§ **DIRECTION**: Extract the lines that carry the string "annotation" from the listing.

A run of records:
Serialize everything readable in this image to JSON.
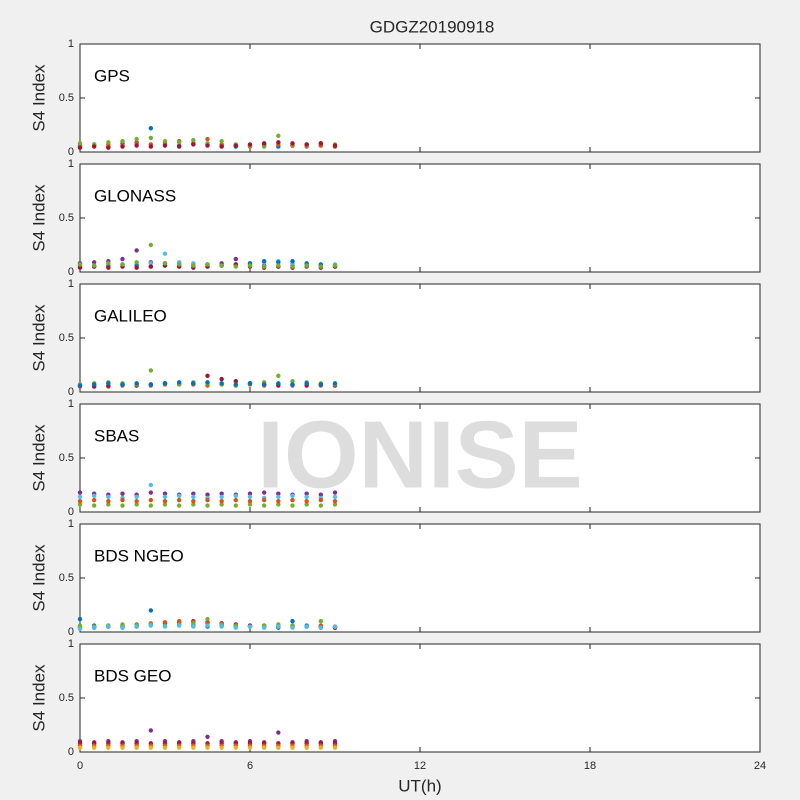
{
  "watermark": "IONISE",
  "chart_data": [
    {
      "type": "scatter",
      "title": "GDGZ20190918",
      "annotation": "GPS",
      "ylabel": "S4 Index",
      "xlim": [
        0,
        24
      ],
      "ylim": [
        0,
        1
      ],
      "yticks": [
        0,
        0.5,
        1
      ],
      "x": [
        0,
        0.5,
        1,
        1.5,
        2,
        2.5,
        3,
        3.5,
        4,
        4.5,
        5,
        5.5,
        6,
        6.5,
        7,
        7.5,
        8,
        8.5,
        9
      ],
      "series": [
        {
          "color": "#0072BD",
          "values": [
            0.06,
            0.07,
            0.05,
            0.08,
            0.09,
            0.22,
            0.07,
            0.06,
            0.08,
            0.07,
            0.06,
            0.05,
            0.06,
            0.07,
            0.05,
            0.06,
            0.07,
            0.06,
            0.05
          ]
        },
        {
          "color": "#D95319",
          "values": [
            0.05,
            0.06,
            0.07,
            0.06,
            0.08,
            0.07,
            0.09,
            0.1,
            0.08,
            0.12,
            0.07,
            0.06,
            0.05,
            0.06,
            0.07,
            0.06,
            0.05,
            0.06,
            0.05
          ]
        },
        {
          "color": "#77AC30",
          "values": [
            0.08,
            0.07,
            0.09,
            0.1,
            0.12,
            0.13,
            0.1,
            0.09,
            0.11,
            0.08,
            0.1,
            0.07,
            0.06,
            0.05,
            0.15,
            0.07,
            0.06,
            0.08,
            0.07
          ]
        },
        {
          "color": "#A2142F",
          "values": [
            0.04,
            0.05,
            0.04,
            0.05,
            0.06,
            0.05,
            0.06,
            0.05,
            0.07,
            0.06,
            0.05,
            0.06,
            0.07,
            0.08,
            0.09,
            0.08,
            0.07,
            0.08,
            0.06
          ]
        }
      ]
    },
    {
      "type": "scatter",
      "annotation": "GLONASS",
      "ylabel": "S4 Index",
      "xlim": [
        0,
        24
      ],
      "ylim": [
        0,
        1
      ],
      "yticks": [
        0,
        0.5,
        1
      ],
      "x": [
        0,
        0.5,
        1,
        1.5,
        2,
        2.5,
        3,
        3.5,
        4,
        4.5,
        5,
        5.5,
        6,
        6.5,
        7,
        7.5,
        8,
        8.5,
        9
      ],
      "series": [
        {
          "color": "#7E2F8E",
          "values": [
            0.08,
            0.09,
            0.1,
            0.12,
            0.2,
            0.09,
            0.08,
            0.07,
            0.06,
            0.07,
            0.08,
            0.12,
            0.07,
            0.06,
            0.05,
            0.06,
            0.07,
            0.06,
            0.05
          ]
        },
        {
          "color": "#4DBEEE",
          "values": [
            0.05,
            0.06,
            0.05,
            0.06,
            0.07,
            0.08,
            0.17,
            0.09,
            0.08,
            0.07,
            0.06,
            0.07,
            0.08,
            0.09,
            0.1,
            0.08,
            0.07,
            0.06,
            0.07
          ]
        },
        {
          "color": "#0072BD",
          "values": [
            0.06,
            0.05,
            0.06,
            0.07,
            0.06,
            0.05,
            0.06,
            0.05,
            0.06,
            0.05,
            0.06,
            0.07,
            0.08,
            0.1,
            0.09,
            0.1,
            0.08,
            0.07,
            0.06
          ]
        },
        {
          "color": "#A2142F",
          "values": [
            0.04,
            0.05,
            0.04,
            0.05,
            0.04,
            0.05,
            0.06,
            0.05,
            0.04,
            0.05,
            0.06,
            0.07,
            0.05,
            0.04,
            0.05,
            0.04,
            0.05,
            0.04,
            0.05
          ]
        },
        {
          "color": "#77AC30",
          "values": [
            0.07,
            0.06,
            0.08,
            0.07,
            0.09,
            0.25,
            0.08,
            0.07,
            0.06,
            0.07,
            0.06,
            0.05,
            0.06,
            0.05,
            0.06,
            0.05,
            0.06,
            0.05,
            0.06
          ]
        }
      ]
    },
    {
      "type": "scatter",
      "annotation": "GALILEO",
      "ylabel": "S4 Index",
      "xlim": [
        0,
        24
      ],
      "ylim": [
        0,
        1
      ],
      "yticks": [
        0,
        0.5,
        1
      ],
      "x": [
        0,
        0.5,
        1,
        1.5,
        2,
        2.5,
        3,
        3.5,
        4,
        4.5,
        5,
        5.5,
        6,
        6.5,
        7,
        7.5,
        8,
        8.5,
        9
      ],
      "series": [
        {
          "color": "#D95319",
          "values": [
            0.05,
            0.06,
            0.05,
            0.06,
            0.07,
            0.06,
            0.07,
            0.08,
            0.07,
            0.06,
            0.07,
            0.06,
            0.07,
            0.06,
            0.07,
            0.06,
            0.07,
            0.06,
            0.07
          ]
        },
        {
          "color": "#A2142F",
          "values": [
            0.06,
            0.05,
            0.06,
            0.07,
            0.06,
            0.07,
            0.08,
            0.07,
            0.08,
            0.15,
            0.12,
            0.1,
            0.08,
            0.07,
            0.06,
            0.07,
            0.06,
            0.07,
            0.06
          ]
        },
        {
          "color": "#77AC30",
          "values": [
            0.07,
            0.08,
            0.09,
            0.08,
            0.07,
            0.2,
            0.08,
            0.07,
            0.09,
            0.08,
            0.07,
            0.06,
            0.08,
            0.09,
            0.15,
            0.1,
            0.09,
            0.08,
            0.07
          ]
        },
        {
          "color": "#0072BD",
          "values": [
            0.06,
            0.07,
            0.08,
            0.07,
            0.08,
            0.07,
            0.08,
            0.09,
            0.08,
            0.09,
            0.08,
            0.07,
            0.08,
            0.07,
            0.08,
            0.07,
            0.08,
            0.07,
            0.08
          ]
        }
      ]
    },
    {
      "type": "scatter",
      "annotation": "SBAS",
      "ylabel": "S4 Index",
      "xlim": [
        0,
        24
      ],
      "ylim": [
        0,
        1
      ],
      "yticks": [
        0,
        0.5,
        1
      ],
      "x": [
        0,
        0.5,
        1,
        1.5,
        2,
        2.5,
        3,
        3.5,
        4,
        4.5,
        5,
        5.5,
        6,
        6.5,
        7,
        7.5,
        8,
        8.5,
        9
      ],
      "series": [
        {
          "color": "#7E2F8E",
          "values": [
            0.18,
            0.17,
            0.16,
            0.17,
            0.16,
            0.18,
            0.17,
            0.16,
            0.17,
            0.16,
            0.17,
            0.16,
            0.17,
            0.18,
            0.17,
            0.16,
            0.17,
            0.16,
            0.18
          ]
        },
        {
          "color": "#4DBEEE",
          "values": [
            0.14,
            0.15,
            0.14,
            0.13,
            0.14,
            0.25,
            0.14,
            0.15,
            0.14,
            0.13,
            0.14,
            0.15,
            0.14,
            0.13,
            0.14,
            0.15,
            0.14,
            0.13,
            0.14
          ]
        },
        {
          "color": "#77AC30",
          "values": [
            0.07,
            0.06,
            0.07,
            0.06,
            0.07,
            0.06,
            0.07,
            0.06,
            0.07,
            0.06,
            0.07,
            0.06,
            0.07,
            0.06,
            0.07,
            0.06,
            0.07,
            0.06,
            0.07
          ]
        },
        {
          "color": "#D95319",
          "values": [
            0.1,
            0.11,
            0.1,
            0.11,
            0.1,
            0.11,
            0.1,
            0.11,
            0.1,
            0.11,
            0.1,
            0.11,
            0.1,
            0.11,
            0.1,
            0.11,
            0.1,
            0.11,
            0.1
          ]
        }
      ]
    },
    {
      "type": "scatter",
      "annotation": "BDS NGEO",
      "ylabel": "S4 Index",
      "xlim": [
        0,
        24
      ],
      "ylim": [
        0,
        1
      ],
      "yticks": [
        0,
        0.5,
        1
      ],
      "x": [
        0,
        0.5,
        1,
        1.5,
        2,
        2.5,
        3,
        3.5,
        4,
        4.5,
        5,
        5.5,
        6,
        6.5,
        7,
        7.5,
        8,
        8.5,
        9
      ],
      "series": [
        {
          "color": "#0072BD",
          "values": [
            0.12,
            0.06,
            0.05,
            0.04,
            0.05,
            0.2,
            0.08,
            0.07,
            0.06,
            0.05,
            0.06,
            0.05,
            0.06,
            0.05,
            0.04,
            0.1,
            0.06,
            0.05,
            0.04
          ]
        },
        {
          "color": "#A2142F",
          "values": [
            0.04,
            0.04,
            0.05,
            0.05,
            0.06,
            0.07,
            0.08,
            0.09,
            0.1,
            0.09,
            0.08,
            0.07,
            0.06,
            0.06,
            0.05,
            0.05,
            0.05,
            0.04,
            0.04
          ]
        },
        {
          "color": "#D95319",
          "values": [
            0.05,
            0.05,
            0.06,
            0.06,
            0.07,
            0.08,
            0.09,
            0.1,
            0.09,
            0.08,
            0.07,
            0.06,
            0.05,
            0.06,
            0.05,
            0.06,
            0.05,
            0.06,
            0.05
          ]
        },
        {
          "color": "#77AC30",
          "values": [
            0.06,
            0.05,
            0.06,
            0.07,
            0.06,
            0.07,
            0.06,
            0.07,
            0.08,
            0.12,
            0.07,
            0.06,
            0.05,
            0.06,
            0.07,
            0.06,
            0.05,
            0.1,
            0.05
          ]
        },
        {
          "color": "#4DBEEE",
          "values": [
            0.03,
            0.04,
            0.05,
            0.04,
            0.05,
            0.06,
            0.05,
            0.06,
            0.05,
            0.06,
            0.05,
            0.04,
            0.05,
            0.04,
            0.05,
            0.04,
            0.05,
            0.04,
            0.05
          ]
        }
      ]
    },
    {
      "type": "scatter",
      "annotation": "BDS GEO",
      "ylabel": "S4 Index",
      "xlabel": "UT(h)",
      "xlim": [
        0,
        24
      ],
      "ylim": [
        0,
        1
      ],
      "yticks": [
        0,
        0.5,
        1
      ],
      "xticks": [
        0,
        6,
        12,
        18,
        24
      ],
      "x": [
        0,
        0.5,
        1,
        1.5,
        2,
        2.5,
        3,
        3.5,
        4,
        4.5,
        5,
        5.5,
        6,
        6.5,
        7,
        7.5,
        8,
        8.5,
        9
      ],
      "series": [
        {
          "color": "#7E2F8E",
          "values": [
            0.1,
            0.09,
            0.1,
            0.09,
            0.1,
            0.2,
            0.1,
            0.09,
            0.1,
            0.14,
            0.1,
            0.09,
            0.1,
            0.09,
            0.18,
            0.09,
            0.1,
            0.09,
            0.1
          ]
        },
        {
          "color": "#A2142F",
          "values": [
            0.08,
            0.08,
            0.08,
            0.08,
            0.08,
            0.08,
            0.08,
            0.08,
            0.08,
            0.08,
            0.08,
            0.08,
            0.08,
            0.08,
            0.08,
            0.08,
            0.08,
            0.08,
            0.08
          ]
        },
        {
          "color": "#D95319",
          "values": [
            0.06,
            0.06,
            0.06,
            0.06,
            0.06,
            0.06,
            0.06,
            0.06,
            0.06,
            0.06,
            0.06,
            0.06,
            0.06,
            0.06,
            0.06,
            0.06,
            0.06,
            0.06,
            0.06
          ]
        },
        {
          "color": "#EDB120",
          "values": [
            0.04,
            0.04,
            0.04,
            0.04,
            0.04,
            0.04,
            0.04,
            0.04,
            0.04,
            0.04,
            0.04,
            0.04,
            0.04,
            0.04,
            0.04,
            0.04,
            0.04,
            0.04,
            0.04
          ]
        }
      ]
    }
  ]
}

§ **TASK RESPONSE**:
      "annotation": "GPS",
      "annotation": "GLONASS",
      "annotation": "GALILEO",
      "annotation": "SBAS",
      "annotation": "BDS NGEO",
      "annotation": "BDS GEO",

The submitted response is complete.